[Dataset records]
— START —

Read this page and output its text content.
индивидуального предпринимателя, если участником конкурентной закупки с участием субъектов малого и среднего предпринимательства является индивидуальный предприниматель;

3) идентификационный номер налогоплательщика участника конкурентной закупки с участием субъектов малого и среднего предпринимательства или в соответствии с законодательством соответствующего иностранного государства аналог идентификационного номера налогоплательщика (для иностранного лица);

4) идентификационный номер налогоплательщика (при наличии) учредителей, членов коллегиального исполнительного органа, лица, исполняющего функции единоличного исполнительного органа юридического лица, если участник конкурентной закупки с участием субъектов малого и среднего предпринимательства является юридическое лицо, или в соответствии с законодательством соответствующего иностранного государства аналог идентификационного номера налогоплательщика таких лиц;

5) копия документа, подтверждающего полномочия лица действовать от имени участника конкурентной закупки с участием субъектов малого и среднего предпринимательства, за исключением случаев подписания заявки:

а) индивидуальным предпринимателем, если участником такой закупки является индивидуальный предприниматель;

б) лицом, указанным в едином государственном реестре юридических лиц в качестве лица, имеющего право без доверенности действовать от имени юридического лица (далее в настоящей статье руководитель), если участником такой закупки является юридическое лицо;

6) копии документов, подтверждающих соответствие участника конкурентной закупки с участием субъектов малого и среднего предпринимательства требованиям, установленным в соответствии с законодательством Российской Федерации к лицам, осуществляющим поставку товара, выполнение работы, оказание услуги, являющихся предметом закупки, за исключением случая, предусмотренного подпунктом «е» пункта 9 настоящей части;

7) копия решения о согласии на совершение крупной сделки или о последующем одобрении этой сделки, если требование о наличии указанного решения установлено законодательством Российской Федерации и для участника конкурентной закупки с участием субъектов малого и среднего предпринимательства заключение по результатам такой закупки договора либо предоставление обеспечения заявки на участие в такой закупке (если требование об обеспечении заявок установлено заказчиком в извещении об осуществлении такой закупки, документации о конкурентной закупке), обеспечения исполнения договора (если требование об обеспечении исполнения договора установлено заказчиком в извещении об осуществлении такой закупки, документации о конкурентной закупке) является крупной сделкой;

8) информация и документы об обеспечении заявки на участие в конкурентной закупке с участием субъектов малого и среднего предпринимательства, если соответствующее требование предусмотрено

— END —

## DO THIS
Among the lines of the material above, how many include the string "лицо"? Report only that number.

## THE REPLY
2